start RECORDS

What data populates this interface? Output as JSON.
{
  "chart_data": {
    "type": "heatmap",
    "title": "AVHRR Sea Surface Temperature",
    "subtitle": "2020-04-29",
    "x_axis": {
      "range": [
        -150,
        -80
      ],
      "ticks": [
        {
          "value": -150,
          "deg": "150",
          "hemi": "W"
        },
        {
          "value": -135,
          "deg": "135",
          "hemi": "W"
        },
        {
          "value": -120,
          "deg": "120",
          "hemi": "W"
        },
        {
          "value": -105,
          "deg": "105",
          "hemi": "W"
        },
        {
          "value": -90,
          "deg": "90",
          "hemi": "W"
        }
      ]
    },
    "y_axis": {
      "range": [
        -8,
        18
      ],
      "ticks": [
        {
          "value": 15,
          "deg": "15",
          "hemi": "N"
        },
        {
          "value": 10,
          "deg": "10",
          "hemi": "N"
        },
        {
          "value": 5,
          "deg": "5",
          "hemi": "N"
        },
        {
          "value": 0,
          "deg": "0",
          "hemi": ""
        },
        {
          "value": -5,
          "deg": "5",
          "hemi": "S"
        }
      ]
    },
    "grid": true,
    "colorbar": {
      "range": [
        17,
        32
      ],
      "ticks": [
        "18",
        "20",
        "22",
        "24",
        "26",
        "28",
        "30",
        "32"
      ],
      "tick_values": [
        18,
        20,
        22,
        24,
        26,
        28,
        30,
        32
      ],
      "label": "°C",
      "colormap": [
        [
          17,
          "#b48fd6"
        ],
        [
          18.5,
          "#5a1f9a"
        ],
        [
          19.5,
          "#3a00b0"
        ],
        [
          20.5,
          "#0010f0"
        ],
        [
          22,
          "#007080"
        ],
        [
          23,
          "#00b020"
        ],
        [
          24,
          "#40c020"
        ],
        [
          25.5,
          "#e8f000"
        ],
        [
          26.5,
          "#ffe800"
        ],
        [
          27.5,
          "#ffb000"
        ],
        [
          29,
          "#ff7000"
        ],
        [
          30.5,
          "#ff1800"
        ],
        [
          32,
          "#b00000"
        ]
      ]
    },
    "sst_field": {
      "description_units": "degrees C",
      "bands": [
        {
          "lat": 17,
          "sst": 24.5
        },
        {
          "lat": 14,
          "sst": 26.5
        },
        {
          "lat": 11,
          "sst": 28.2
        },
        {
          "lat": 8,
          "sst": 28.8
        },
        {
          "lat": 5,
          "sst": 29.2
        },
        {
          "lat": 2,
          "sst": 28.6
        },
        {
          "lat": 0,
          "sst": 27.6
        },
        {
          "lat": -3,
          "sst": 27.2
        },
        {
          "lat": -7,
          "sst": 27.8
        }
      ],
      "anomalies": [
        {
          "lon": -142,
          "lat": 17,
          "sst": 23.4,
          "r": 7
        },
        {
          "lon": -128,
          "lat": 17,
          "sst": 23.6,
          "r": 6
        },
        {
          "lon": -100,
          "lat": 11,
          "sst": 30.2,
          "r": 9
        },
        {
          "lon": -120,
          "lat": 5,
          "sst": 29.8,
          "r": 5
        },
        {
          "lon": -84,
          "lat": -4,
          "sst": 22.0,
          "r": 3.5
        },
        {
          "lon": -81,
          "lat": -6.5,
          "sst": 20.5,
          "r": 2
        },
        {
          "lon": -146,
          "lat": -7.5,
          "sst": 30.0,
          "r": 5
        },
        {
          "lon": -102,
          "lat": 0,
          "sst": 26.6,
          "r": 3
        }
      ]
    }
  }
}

end RECORDS

# TASK BRIEF
Repeat all of the entries exactly.

# EXERCISE ANSWER
What data populates this interface? Output as JSON.
{
  "chart_data": {
    "type": "heatmap",
    "title": "AVHRR Sea Surface Temperature",
    "subtitle": "2020-04-29",
    "x_axis": {
      "range": [
        -150,
        -80
      ],
      "ticks": [
        {
          "value": -150,
          "deg": "150",
          "hemi": "W"
        },
        {
          "value": -135,
          "deg": "135",
          "hemi": "W"
        },
        {
          "value": -120,
          "deg": "120",
          "hemi": "W"
        },
        {
          "value": -105,
          "deg": "105",
          "hemi": "W"
        },
        {
          "value": -90,
          "deg": "90",
          "hemi": "W"
        }
      ]
    },
    "y_axis": {
      "range": [
        -8,
        18
      ],
      "ticks": [
        {
          "value": 15,
          "deg": "15",
          "hemi": "N"
        },
        {
          "value": 10,
          "deg": "10",
          "hemi": "N"
        },
        {
          "value": 5,
          "deg": "5",
          "hemi": "N"
        },
        {
          "value": 0,
          "deg": "0",
          "hemi": ""
        },
        {
          "value": -5,
          "deg": "5",
          "hemi": "S"
        }
      ]
    },
    "grid": true,
    "colorbar": {
      "range": [
        17,
        32
      ],
      "ticks": [
        "18",
        "20",
        "22",
        "24",
        "26",
        "28",
        "30",
        "32"
      ],
      "tick_values": [
        18,
        20,
        22,
        24,
        26,
        28,
        30,
        32
      ],
      "label": "°C",
      "colormap": [
        [
          17,
          "#b48fd6"
        ],
        [
          18.5,
          "#5a1f9a"
        ],
        [
          19.5,
          "#3a00b0"
        ],
        [
          20.5,
          "#0010f0"
        ],
        [
          22,
          "#007080"
        ],
        [
          23,
          "#00b020"
        ],
        [
          24,
          "#40c020"
        ],
        [
          25.5,
          "#e8f000"
        ],
        [
          26.5,
          "#ffe800"
        ],
        [
          27.5,
          "#ffb000"
        ],
        [
          29,
          "#ff7000"
        ],
        [
          30.5,
          "#ff1800"
        ],
        [
          32,
          "#b00000"
        ]
      ]
    },
    "sst_field": {
      "description_units": "degrees C",
      "bands": [
        {
          "lat": 17,
          "sst": 24.5
        },
        {
          "lat": 14,
          "sst": 26.5
        },
        {
          "lat": 11,
          "sst": 28.2
        },
        {
          "lat": 8,
          "sst": 28.8
        },
        {
          "lat": 5,
          "sst": 29.2
        },
        {
          "lat": 2,
          "sst": 28.6
        },
        {
          "lat": 0,
          "sst": 27.6
        },
        {
          "lat": -3,
          "sst": 27.2
        },
        {
          "lat": -7,
          "sst": 27.8
        }
      ],
      "anomalies": [
        {
          "lon": -142,
          "lat": 17,
          "sst": 23.4,
          "r": 7
        },
        {
          "lon": -128,
          "lat": 17,
          "sst": 23.6,
          "r": 6
        },
        {
          "lon": -100,
          "lat": 11,
          "sst": 30.2,
          "r": 9
        },
        {
          "lon": -120,
          "lat": 5,
          "sst": 29.8,
          "r": 5
        },
        {
          "lon": -84,
          "lat": -4,
          "sst": 22.0,
          "r": 3.5
        },
        {
          "lon": -81,
          "lat": -6.5,
          "sst": 20.5,
          "r": 2
        },
        {
          "lon": -146,
          "lat": -7.5,
          "sst": 30.0,
          "r": 5
        },
        {
          "lon": -102,
          "lat": 0,
          "sst": 26.6,
          "r": 3
        }
      ]
    }
  }
}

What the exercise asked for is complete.